• **TASK INSTRUCTIONS**
Recast every line of the listing below, from the line containing "- colorbar-label: Chance" down to the line containing "- colorbar-tick-label: 50: [473, 906, 493, 924]", both included, as a numbered list, omitting blank lines.
══════════
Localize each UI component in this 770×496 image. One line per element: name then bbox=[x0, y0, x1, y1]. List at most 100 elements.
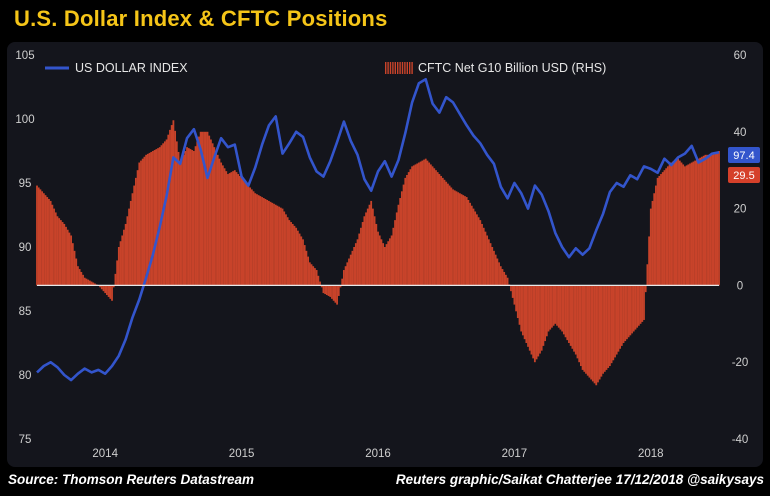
cftc-bar bbox=[291, 223, 294, 286]
cftc-bar bbox=[78, 269, 81, 286]
cftc-bar bbox=[266, 199, 269, 286]
cftc-bar bbox=[315, 270, 318, 286]
cftc-bar bbox=[85, 278, 88, 286]
cftc-bar bbox=[90, 281, 93, 286]
cftc-bar bbox=[252, 191, 255, 286]
cftc-bar bbox=[418, 162, 420, 286]
cftc-bar bbox=[465, 197, 468, 286]
cftc-bar bbox=[438, 174, 441, 286]
cftc-bar bbox=[334, 285, 337, 303]
cftc-bar bbox=[249, 187, 252, 286]
cftc-bar bbox=[636, 285, 639, 328]
cftc-bar bbox=[643, 285, 645, 320]
last-bar-value-badge bbox=[728, 167, 760, 183]
legend-line-label: US DOLLAR INDEX bbox=[75, 61, 188, 75]
cftc-bar bbox=[82, 274, 84, 286]
cftc-bar bbox=[660, 174, 662, 286]
cftc-bar bbox=[370, 200, 373, 286]
cftc-bar bbox=[366, 208, 369, 286]
cftc-bar bbox=[356, 239, 359, 286]
cftc-bar bbox=[453, 190, 456, 286]
cftc-bar bbox=[419, 161, 422, 286]
cftc-bar bbox=[385, 244, 388, 286]
cftc-bar bbox=[221, 165, 224, 286]
cftc-bar bbox=[37, 187, 40, 286]
cftc-bar bbox=[629, 285, 632, 336]
cftc-bar bbox=[634, 285, 637, 330]
cftc-bar bbox=[360, 227, 362, 286]
cftc-bar bbox=[429, 164, 432, 286]
cftc-bar bbox=[626, 285, 628, 340]
cftc-bar bbox=[128, 208, 130, 286]
cftc-bar bbox=[452, 189, 454, 286]
legend-bar-swatch-bar bbox=[406, 62, 408, 74]
cftc-bar bbox=[460, 194, 463, 286]
cftc-bar bbox=[603, 285, 606, 372]
cftc-bar bbox=[552, 285, 555, 326]
x-tick-label: 2016 bbox=[365, 448, 391, 460]
cftc-bar bbox=[240, 177, 243, 286]
cftc-bar bbox=[92, 282, 95, 286]
cftc-bar bbox=[322, 285, 325, 294]
cftc-bar bbox=[568, 285, 570, 343]
cftc-bar bbox=[450, 187, 453, 286]
cftc-bar bbox=[491, 247, 494, 286]
cftc-bar bbox=[319, 281, 321, 286]
cftc-bar bbox=[477, 217, 480, 286]
cftc-bar bbox=[102, 285, 105, 292]
cftc-bar bbox=[435, 170, 437, 286]
cftc-bar bbox=[571, 285, 574, 349]
cftc-bar bbox=[325, 285, 328, 295]
cftc-bar bbox=[646, 264, 649, 286]
cftc-bar bbox=[475, 214, 478, 286]
right-tick-label: -20 bbox=[732, 357, 749, 369]
cftc-bar bbox=[615, 285, 618, 355]
cftc-bar bbox=[216, 154, 219, 286]
cftc-bar bbox=[88, 280, 91, 286]
cftc-bar bbox=[682, 164, 685, 286]
x-tick-label: 2017 bbox=[502, 448, 528, 460]
cftc-bar bbox=[402, 184, 405, 286]
cftc-bar bbox=[673, 160, 676, 286]
cftc-bar bbox=[687, 164, 690, 286]
cftc-bar bbox=[257, 195, 260, 286]
cftc-bar bbox=[467, 199, 470, 286]
cftc-bar bbox=[411, 166, 413, 286]
cftc-bar bbox=[199, 131, 202, 286]
cftc-bar bbox=[632, 285, 635, 332]
x-axis: 2014 2015 2016 2017 2018 bbox=[92, 448, 663, 460]
cftc-bar bbox=[146, 153, 149, 286]
cftc-bar bbox=[208, 135, 211, 286]
cftc-bar bbox=[230, 172, 233, 286]
cftc-bar bbox=[409, 169, 412, 286]
cftc-bar bbox=[506, 277, 509, 286]
cftc-bar bbox=[337, 285, 340, 296]
cftc-bar bbox=[462, 195, 465, 286]
cftc-bar bbox=[711, 154, 714, 286]
cftc-bar bbox=[510, 285, 512, 292]
cftc-bar bbox=[694, 160, 697, 286]
cftc-bar bbox=[80, 271, 83, 286]
cftc-bar bbox=[68, 232, 71, 286]
cftc-bar bbox=[610, 285, 613, 364]
cftc-bar bbox=[368, 204, 371, 286]
cftc-bar bbox=[707, 154, 710, 286]
cftc-bar bbox=[227, 174, 229, 286]
cftc-bar bbox=[232, 171, 234, 286]
cftc-bar bbox=[677, 158, 679, 286]
legend-bar-swatch-bar bbox=[394, 62, 396, 74]
cftc-bar bbox=[220, 162, 223, 286]
cftc-bar bbox=[343, 270, 345, 286]
cftc-bar bbox=[141, 158, 144, 286]
left-tick-label: 80 bbox=[19, 370, 32, 382]
cftc-bar bbox=[670, 162, 673, 286]
cftc-bar bbox=[547, 285, 550, 332]
cftc-bar bbox=[631, 285, 633, 334]
cftc-bar bbox=[121, 235, 124, 286]
cftc-bar bbox=[361, 222, 364, 286]
cftc-bar bbox=[196, 141, 199, 286]
cftc-bar bbox=[443, 179, 446, 286]
cftc-bar bbox=[109, 285, 112, 299]
cftc-bar bbox=[94, 283, 96, 286]
cftc-bar bbox=[617, 285, 620, 352]
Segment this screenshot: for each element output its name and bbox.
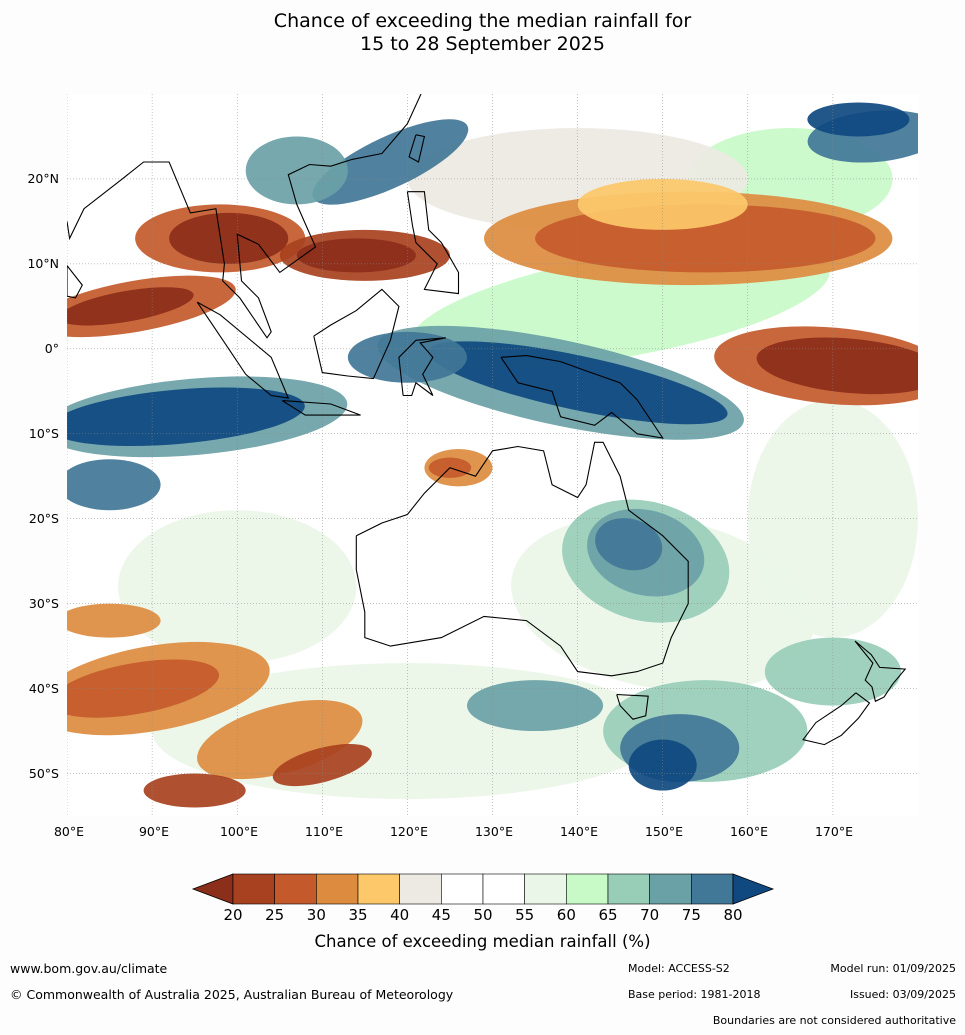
- colorbar-label: Chance of exceeding median rainfall (%): [314, 932, 651, 951]
- lon-label-90e: 90°E: [138, 824, 170, 839]
- probability-patch: [272, 743, 372, 787]
- australia-coastline: [355, 441, 689, 677]
- lat-label-equator: 0°: [44, 341, 59, 356]
- probability-patch: [67, 603, 161, 638]
- lon-label-100e: 100°E: [219, 824, 258, 839]
- taiwan-coastline: [408, 134, 426, 163]
- probability-patch: [764, 637, 901, 706]
- colorbar-tick-label: 20: [223, 906, 243, 924]
- issued-date: Issued: 03/09/2025: [849, 988, 956, 1001]
- bom-url: www.bom.gov.au/climate: [10, 961, 168, 976]
- colorbar-arrow-low: [191, 873, 234, 905]
- colorbar-tick-label: 70: [640, 906, 660, 924]
- probability-patch: [143, 773, 246, 808]
- probability-patch: [312, 119, 469, 205]
- colorbar-swatch: [399, 873, 442, 905]
- colorbar-tick-label: 75: [681, 906, 701, 924]
- colorbar-swatch: [691, 873, 734, 905]
- graticule-layer: [67, 94, 918, 816]
- probability-patch: [756, 337, 918, 395]
- probability-patch: [628, 739, 697, 791]
- mainland-asia-coastline: [67, 94, 422, 339]
- colorbar-tick-label: 40: [390, 906, 410, 924]
- colorbar-tick-label: 50: [473, 906, 493, 924]
- title-line-1: Chance of exceeding the median rainfall …: [273, 10, 692, 32]
- lat-label-10s: 10°S: [28, 426, 59, 441]
- model-name: Model: ACCESS-S2: [628, 962, 730, 975]
- copyright-notice: © Commonwealth of Australia 2025, Austra…: [10, 987, 454, 1002]
- colorbar-tick-label: 65: [598, 906, 618, 924]
- probability-patch: [67, 287, 194, 326]
- colorbar-swatch: [482, 873, 525, 905]
- lat-label-30s: 30°S: [28, 596, 59, 611]
- colorbar-swatch: [232, 873, 275, 905]
- probability-patch: [595, 518, 663, 571]
- java-coastline: [282, 400, 361, 416]
- lon-label-130e: 130°E: [474, 824, 513, 839]
- new-zealand-north-coastline: [854, 640, 907, 703]
- model-run-date: Model run: 01/09/2025: [830, 962, 956, 975]
- lat-label-10n: 10°N: [27, 256, 59, 271]
- lon-label-120e: 120°E: [389, 824, 428, 839]
- colorbar-tick-label: 80: [723, 906, 743, 924]
- probability-patch: [466, 680, 604, 732]
- lon-label-170e: 170°E: [814, 824, 853, 839]
- new-guinea-coastline: [500, 355, 664, 439]
- title-line-2: 15 to 28 September 2025: [360, 33, 605, 55]
- probability-patch: [169, 212, 289, 264]
- lon-label-110e: 110°E: [304, 824, 343, 839]
- probability-patch: [67, 387, 305, 447]
- base-period: Base period: 1981-2018: [628, 988, 761, 1001]
- colorbar-swatches: [191, 873, 775, 905]
- colorbar-tick-label: 30: [306, 906, 326, 924]
- lon-label-150e: 150°E: [644, 824, 683, 839]
- philippines-coastline: [406, 191, 460, 295]
- sumatra-coastline: [196, 301, 290, 399]
- colorbar-swatch: [607, 873, 650, 905]
- probability-patch: [67, 659, 220, 718]
- colorbar-tick-label: 45: [431, 906, 451, 924]
- probability-patch: [347, 331, 467, 383]
- colorbar-swatch: [649, 873, 692, 905]
- probability-patch: [807, 102, 910, 137]
- map-title: Chance of exceeding the median rainfall …: [0, 10, 965, 56]
- probability-patch: [296, 238, 416, 273]
- lon-label-140e: 140°E: [559, 824, 598, 839]
- coastline-layer: [67, 94, 907, 746]
- colorbar-swatch: [357, 873, 400, 905]
- colorbar: [191, 873, 775, 905]
- rainfall-map: [67, 94, 918, 816]
- lat-label-20s: 20°S: [28, 511, 59, 526]
- colorbar-swatch: [524, 873, 567, 905]
- boundary-disclaimer: Boundaries are not considered authoritat…: [712, 1014, 956, 1027]
- colorbar-arrow-high: [732, 873, 775, 905]
- colorbar-swatch: [441, 873, 484, 905]
- colorbar-swatch: [566, 873, 609, 905]
- sulawesi-coastline: [398, 337, 446, 397]
- lat-label-40s: 40°S: [28, 681, 59, 696]
- lon-label-80e: 80°E: [53, 824, 85, 839]
- lat-label-20n: 20°N: [27, 171, 59, 186]
- lon-label-160e: 160°E: [729, 824, 768, 839]
- colorbar-swatch: [316, 873, 359, 905]
- colorbar-swatch: [274, 873, 317, 905]
- tasmania-coastline: [616, 693, 649, 720]
- colorbar-tick-label: 60: [556, 906, 576, 924]
- colorbar-tick-label: 25: [265, 906, 285, 924]
- map-canvas: [67, 94, 918, 816]
- lat-label-50s: 50°S: [28, 766, 59, 781]
- colorbar-tick-label: 55: [515, 906, 535, 924]
- borneo-coastline: [313, 288, 400, 380]
- probability-patch: [67, 459, 161, 511]
- sri-lanka-coastline: [67, 265, 83, 299]
- colorbar-tick-label: 35: [348, 906, 368, 924]
- probability-patch: [577, 178, 748, 230]
- new-zealand-south-coastline: [802, 692, 871, 746]
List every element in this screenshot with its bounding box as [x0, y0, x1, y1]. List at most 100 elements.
══════════
• **ANSWER TO THE EXERCISE**
1. - colorbar-label: Chance of exceeding median rainfall (%): [314, 932, 651, 951]
2. - lon-label-90e: 90°E: [138, 824, 170, 839]
3. - probability-patch: [272, 743, 372, 787]
4. - australia-coastline: [355, 441, 689, 677]
5. - lat-label-equator: 0°: [44, 341, 59, 356]
6. - probability-patch: [67, 603, 161, 638]
7. - lon-label-100e: 100°E: [219, 824, 258, 839]
8. - taiwan-coastline: [408, 134, 426, 163]
9. - probability-patch: [764, 637, 901, 706]
10. - colorbar-tick-label: 20: [223, 906, 243, 924]
11. - issued-date: Issued: 03/09/2025: [849, 988, 956, 1001]
12. - bom-url: www.bom.gov.au/climate: [10, 961, 168, 976]
13. - colorbar-arrow-low: [191, 873, 234, 905]
14. - colorbar-tick-label: 70: [640, 906, 660, 924]
15. - probability-patch: [143, 773, 246, 808]
16. - probability-patch: [312, 119, 469, 205]
17. - colorbar-swatch: [399, 873, 442, 905]
18. - colorbar-tick-label: 75: [681, 906, 701, 924]
19. - colorbar-swatch: [691, 873, 734, 905]
20. - graticule-layer: [67, 94, 918, 816]
21. - probability-patch: [756, 337, 918, 395]
22. - probability-patch: [628, 739, 697, 791]
23. - mainland-asia-coastline: [67, 94, 422, 339]
24. - colorbar-tick-label: 40: [390, 906, 410, 924]
25. - colorbar-tick-label: 50: [473, 906, 493, 924]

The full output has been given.